--- Begin Data for this task ---
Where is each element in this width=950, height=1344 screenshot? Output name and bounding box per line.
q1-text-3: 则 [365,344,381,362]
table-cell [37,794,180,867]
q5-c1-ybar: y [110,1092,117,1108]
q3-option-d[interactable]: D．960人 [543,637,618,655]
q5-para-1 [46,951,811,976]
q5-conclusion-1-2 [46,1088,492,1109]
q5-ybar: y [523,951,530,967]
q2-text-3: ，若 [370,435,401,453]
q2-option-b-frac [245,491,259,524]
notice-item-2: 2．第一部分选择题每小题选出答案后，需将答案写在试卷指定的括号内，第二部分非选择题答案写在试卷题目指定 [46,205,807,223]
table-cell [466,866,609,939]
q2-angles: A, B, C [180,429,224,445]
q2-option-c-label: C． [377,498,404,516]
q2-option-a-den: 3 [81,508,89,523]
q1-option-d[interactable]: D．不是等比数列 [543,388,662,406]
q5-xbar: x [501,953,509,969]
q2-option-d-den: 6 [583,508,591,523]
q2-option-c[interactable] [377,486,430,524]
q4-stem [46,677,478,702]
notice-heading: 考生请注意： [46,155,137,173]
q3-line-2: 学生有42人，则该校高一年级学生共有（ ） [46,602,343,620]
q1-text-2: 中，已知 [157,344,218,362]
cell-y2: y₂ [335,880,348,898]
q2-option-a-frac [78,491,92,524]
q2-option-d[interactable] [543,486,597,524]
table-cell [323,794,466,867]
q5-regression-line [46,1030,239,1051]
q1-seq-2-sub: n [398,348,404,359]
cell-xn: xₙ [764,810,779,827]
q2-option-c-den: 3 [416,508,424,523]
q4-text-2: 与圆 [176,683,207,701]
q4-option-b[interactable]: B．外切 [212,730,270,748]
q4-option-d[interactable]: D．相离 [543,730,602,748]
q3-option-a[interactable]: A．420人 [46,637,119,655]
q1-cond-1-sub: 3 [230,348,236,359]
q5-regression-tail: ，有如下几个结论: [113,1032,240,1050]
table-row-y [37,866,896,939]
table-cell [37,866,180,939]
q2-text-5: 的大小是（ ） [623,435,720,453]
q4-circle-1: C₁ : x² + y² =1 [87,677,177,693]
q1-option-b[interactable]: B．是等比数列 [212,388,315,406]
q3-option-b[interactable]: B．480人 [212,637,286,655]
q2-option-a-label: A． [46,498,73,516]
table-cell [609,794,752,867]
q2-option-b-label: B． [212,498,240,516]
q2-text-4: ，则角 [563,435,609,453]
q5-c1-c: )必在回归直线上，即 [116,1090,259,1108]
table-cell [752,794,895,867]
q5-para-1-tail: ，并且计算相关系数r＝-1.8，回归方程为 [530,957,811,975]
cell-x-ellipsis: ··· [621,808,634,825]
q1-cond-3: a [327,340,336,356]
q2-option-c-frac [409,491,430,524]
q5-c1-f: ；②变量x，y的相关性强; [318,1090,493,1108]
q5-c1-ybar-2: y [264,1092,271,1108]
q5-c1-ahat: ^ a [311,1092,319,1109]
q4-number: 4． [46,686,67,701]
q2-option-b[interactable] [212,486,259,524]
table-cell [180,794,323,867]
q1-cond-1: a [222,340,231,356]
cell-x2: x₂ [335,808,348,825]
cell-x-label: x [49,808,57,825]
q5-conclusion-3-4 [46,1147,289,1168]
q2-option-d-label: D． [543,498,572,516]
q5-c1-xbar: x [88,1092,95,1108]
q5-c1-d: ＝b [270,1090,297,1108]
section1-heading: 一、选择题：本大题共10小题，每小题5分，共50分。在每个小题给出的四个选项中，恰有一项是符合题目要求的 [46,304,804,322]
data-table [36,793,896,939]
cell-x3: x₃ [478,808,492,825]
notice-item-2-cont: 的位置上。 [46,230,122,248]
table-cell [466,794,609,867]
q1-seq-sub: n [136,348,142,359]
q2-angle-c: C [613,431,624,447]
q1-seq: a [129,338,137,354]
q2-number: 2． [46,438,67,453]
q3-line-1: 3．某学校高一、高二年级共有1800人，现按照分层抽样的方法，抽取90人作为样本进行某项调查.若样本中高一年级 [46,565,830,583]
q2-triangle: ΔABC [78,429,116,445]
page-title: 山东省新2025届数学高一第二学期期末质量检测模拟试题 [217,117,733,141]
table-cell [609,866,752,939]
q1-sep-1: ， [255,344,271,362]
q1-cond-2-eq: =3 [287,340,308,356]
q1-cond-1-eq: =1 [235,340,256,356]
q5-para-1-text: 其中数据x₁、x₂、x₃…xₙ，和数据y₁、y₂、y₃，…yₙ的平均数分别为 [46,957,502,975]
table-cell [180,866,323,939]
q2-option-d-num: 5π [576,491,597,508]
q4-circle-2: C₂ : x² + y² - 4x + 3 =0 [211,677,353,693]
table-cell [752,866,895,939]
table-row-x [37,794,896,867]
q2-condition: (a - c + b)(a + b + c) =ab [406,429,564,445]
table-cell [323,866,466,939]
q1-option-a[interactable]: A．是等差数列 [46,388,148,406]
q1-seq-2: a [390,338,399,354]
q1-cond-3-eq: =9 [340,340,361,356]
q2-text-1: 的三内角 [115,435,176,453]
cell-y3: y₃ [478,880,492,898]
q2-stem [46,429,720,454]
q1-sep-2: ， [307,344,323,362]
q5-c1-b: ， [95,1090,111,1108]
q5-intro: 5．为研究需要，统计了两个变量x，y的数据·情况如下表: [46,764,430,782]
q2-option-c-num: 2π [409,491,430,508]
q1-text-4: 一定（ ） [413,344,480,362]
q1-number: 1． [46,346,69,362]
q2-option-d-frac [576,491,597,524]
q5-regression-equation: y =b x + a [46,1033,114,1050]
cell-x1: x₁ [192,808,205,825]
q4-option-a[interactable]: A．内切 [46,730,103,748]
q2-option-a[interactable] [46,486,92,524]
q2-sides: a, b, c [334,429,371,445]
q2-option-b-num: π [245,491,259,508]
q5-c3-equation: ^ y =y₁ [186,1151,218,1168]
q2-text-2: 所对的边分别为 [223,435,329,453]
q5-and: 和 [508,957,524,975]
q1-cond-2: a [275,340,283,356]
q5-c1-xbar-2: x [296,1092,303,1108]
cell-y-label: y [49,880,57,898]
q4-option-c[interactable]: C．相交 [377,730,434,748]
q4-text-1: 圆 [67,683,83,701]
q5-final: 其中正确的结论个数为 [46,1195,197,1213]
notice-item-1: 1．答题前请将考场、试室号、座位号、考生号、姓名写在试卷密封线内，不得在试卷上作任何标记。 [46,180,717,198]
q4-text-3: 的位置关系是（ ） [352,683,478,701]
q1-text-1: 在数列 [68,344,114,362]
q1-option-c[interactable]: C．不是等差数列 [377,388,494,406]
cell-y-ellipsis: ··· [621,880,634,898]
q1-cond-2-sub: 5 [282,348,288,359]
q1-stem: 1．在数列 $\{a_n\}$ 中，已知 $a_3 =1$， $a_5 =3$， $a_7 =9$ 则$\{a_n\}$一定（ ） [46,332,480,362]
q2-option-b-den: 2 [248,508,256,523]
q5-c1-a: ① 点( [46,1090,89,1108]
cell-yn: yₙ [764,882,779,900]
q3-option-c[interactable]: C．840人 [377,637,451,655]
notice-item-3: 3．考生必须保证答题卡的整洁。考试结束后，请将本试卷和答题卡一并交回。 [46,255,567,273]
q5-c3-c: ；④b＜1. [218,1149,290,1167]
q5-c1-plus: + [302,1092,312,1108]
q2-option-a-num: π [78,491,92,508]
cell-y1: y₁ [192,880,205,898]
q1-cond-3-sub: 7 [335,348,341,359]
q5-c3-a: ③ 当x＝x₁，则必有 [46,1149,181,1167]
--- End Data for this task ---
--- Begin Data for this task ---
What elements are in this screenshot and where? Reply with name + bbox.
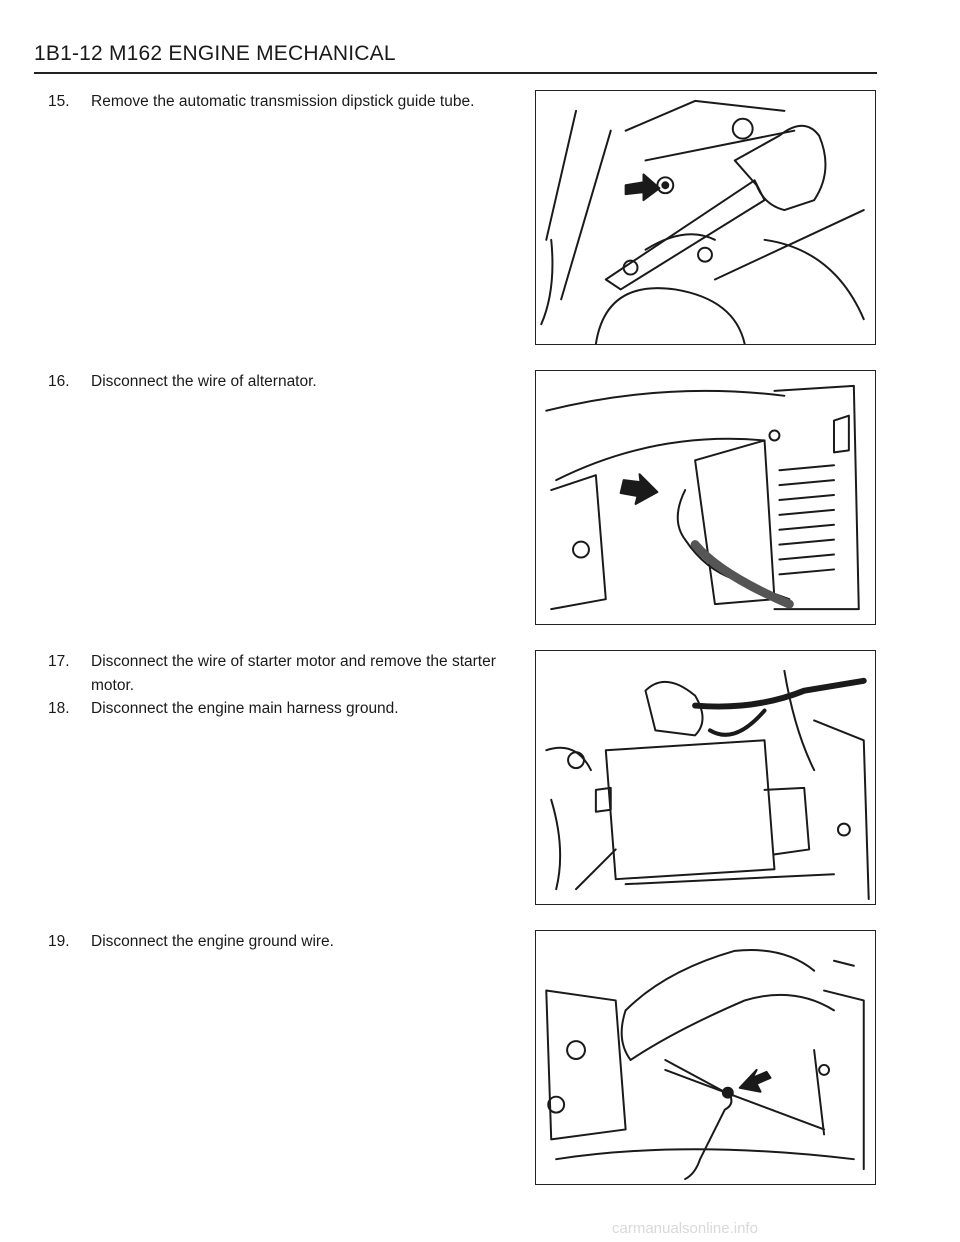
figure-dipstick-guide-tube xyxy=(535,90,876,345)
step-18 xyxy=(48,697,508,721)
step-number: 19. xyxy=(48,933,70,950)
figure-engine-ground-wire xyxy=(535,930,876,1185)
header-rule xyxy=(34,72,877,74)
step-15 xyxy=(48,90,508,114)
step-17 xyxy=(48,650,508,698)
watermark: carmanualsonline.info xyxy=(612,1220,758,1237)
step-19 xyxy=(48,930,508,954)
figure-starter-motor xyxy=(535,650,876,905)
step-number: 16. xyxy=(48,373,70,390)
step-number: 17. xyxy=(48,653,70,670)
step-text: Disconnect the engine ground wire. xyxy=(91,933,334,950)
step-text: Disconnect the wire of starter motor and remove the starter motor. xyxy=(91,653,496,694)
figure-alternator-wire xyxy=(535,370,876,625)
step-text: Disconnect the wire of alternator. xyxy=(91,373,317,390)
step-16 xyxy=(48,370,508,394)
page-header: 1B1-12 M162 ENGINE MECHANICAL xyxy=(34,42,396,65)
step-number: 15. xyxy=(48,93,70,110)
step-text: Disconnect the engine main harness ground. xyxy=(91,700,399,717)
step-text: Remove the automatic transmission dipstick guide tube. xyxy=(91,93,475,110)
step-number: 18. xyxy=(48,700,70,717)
--- End Data for this task ---
--- Begin Data for this task ---
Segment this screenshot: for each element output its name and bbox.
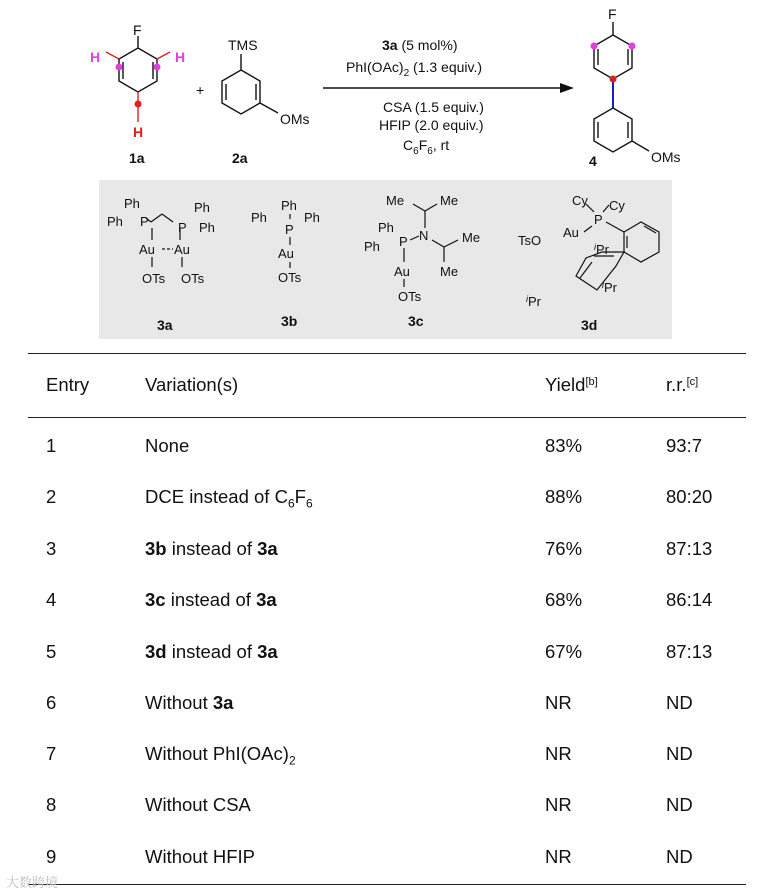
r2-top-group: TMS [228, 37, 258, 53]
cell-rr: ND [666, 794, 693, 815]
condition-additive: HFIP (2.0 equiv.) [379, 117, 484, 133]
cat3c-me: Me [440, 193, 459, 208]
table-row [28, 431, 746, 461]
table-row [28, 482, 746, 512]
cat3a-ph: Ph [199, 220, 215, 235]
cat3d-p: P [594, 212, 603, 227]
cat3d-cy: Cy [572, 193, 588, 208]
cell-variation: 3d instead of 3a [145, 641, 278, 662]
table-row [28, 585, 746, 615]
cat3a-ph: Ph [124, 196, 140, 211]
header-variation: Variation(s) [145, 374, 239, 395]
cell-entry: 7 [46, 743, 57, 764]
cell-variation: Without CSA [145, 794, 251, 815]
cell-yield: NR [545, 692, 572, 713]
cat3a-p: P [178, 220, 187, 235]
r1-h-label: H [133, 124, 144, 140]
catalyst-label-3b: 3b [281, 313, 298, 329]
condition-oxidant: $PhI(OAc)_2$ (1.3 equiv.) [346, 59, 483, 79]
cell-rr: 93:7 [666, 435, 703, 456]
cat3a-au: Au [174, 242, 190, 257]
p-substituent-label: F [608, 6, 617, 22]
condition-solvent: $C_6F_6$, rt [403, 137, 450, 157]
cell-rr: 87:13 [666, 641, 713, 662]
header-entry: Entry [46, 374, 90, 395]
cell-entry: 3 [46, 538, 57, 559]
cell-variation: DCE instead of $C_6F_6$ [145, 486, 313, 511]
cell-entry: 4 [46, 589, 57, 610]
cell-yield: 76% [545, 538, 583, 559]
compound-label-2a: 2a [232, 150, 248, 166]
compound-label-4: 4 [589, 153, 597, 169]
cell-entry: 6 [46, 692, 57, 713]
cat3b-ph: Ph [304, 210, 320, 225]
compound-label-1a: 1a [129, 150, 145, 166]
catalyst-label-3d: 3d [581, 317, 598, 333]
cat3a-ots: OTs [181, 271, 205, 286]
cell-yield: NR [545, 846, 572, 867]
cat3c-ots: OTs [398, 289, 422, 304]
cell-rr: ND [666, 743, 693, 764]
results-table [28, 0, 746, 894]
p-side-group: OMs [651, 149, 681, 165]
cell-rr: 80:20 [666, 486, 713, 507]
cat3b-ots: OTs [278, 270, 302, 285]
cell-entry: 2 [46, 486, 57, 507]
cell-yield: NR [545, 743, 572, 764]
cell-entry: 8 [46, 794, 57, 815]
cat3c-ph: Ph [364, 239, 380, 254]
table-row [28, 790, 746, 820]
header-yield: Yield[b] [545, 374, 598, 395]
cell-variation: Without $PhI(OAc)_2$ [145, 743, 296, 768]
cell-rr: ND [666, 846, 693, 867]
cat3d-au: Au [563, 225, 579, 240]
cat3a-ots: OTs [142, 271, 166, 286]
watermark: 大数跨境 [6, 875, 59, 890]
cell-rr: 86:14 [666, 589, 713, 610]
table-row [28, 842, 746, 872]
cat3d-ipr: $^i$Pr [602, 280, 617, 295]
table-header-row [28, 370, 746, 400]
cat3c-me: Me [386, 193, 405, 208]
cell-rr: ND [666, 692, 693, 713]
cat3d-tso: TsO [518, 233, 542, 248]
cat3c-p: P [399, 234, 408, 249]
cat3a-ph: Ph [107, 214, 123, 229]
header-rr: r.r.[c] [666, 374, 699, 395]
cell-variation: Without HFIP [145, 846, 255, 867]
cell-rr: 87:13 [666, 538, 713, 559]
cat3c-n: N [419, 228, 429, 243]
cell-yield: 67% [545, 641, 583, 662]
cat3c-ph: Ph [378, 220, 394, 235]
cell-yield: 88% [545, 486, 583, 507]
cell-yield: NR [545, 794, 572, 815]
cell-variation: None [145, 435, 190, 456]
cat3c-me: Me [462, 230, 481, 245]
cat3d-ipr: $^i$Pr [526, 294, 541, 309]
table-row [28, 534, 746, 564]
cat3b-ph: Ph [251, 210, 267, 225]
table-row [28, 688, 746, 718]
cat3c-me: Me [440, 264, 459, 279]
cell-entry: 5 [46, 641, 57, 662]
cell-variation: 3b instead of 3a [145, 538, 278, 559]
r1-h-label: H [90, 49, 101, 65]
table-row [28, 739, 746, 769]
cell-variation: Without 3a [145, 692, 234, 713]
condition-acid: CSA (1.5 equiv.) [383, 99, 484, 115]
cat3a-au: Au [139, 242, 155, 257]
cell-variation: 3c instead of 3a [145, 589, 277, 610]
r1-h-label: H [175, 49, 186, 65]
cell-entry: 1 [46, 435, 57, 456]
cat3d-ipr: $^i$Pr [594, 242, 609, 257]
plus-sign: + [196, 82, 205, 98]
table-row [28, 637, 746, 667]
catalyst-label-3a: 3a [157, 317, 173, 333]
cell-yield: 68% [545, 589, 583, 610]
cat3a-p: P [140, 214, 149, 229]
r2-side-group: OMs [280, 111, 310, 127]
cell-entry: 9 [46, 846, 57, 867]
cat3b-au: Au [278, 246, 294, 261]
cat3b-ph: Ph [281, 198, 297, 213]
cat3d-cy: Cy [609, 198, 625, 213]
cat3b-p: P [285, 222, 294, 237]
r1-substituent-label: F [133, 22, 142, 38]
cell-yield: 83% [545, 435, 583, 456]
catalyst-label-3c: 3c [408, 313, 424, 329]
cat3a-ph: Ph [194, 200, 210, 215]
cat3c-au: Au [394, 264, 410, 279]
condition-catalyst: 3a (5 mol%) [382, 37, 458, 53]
--- End Data for this task ---
- _Request_:
Copy out the lines without alteration, beginning with the line that contains "Where is each" and continuing through the line that contains "table-cell [323,794,466,867]".

- _Response to the exercise_:
Where is each element in this width=950, height=1344 screenshot? Output name and bounding box per line.
q1-text-3: 则 [365,344,381,362]
table-cell [37,794,180,867]
q5-c1-ybar: y [110,1092,117,1108]
q3-option-d[interactable]: D．960人 [543,637,618,655]
q5-para-1 [46,951,811,976]
q5-conclusion-1-2 [46,1088,492,1109]
q5-ybar: y [523,951,530,967]
q2-text-3: ，若 [370,435,401,453]
q2-option-b-frac [245,491,259,524]
notice-item-2: 2．第一部分选择题每小题选出答案后，需将答案写在试卷指定的括号内，第二部分非选择题答案写在试卷题目指定 [46,205,807,223]
table-cell [466,866,609,939]
q2-angles: A, B, C [180,429,224,445]
q2-option-c-label: C． [377,498,404,516]
q2-option-a-den: 3 [81,508,89,523]
q1-option-d[interactable]: D．不是等比数列 [543,388,662,406]
q5-xbar: x [501,953,509,969]
q2-option-d-den: 6 [583,508,591,523]
q2-option-c[interactable] [377,486,430,524]
q4-stem [46,677,478,702]
notice-heading: 考生请注意： [46,155,137,173]
q3-line-2: 学生有42人，则该校高一年级学生共有（ ） [46,602,343,620]
q1-text-2: 中，已知 [157,344,218,362]
cell-y2: y₂ [335,880,348,898]
q2-option-a-frac [78,491,92,524]
q2-option-d[interactable] [543,486,597,524]
table-cell [323,794,466,867]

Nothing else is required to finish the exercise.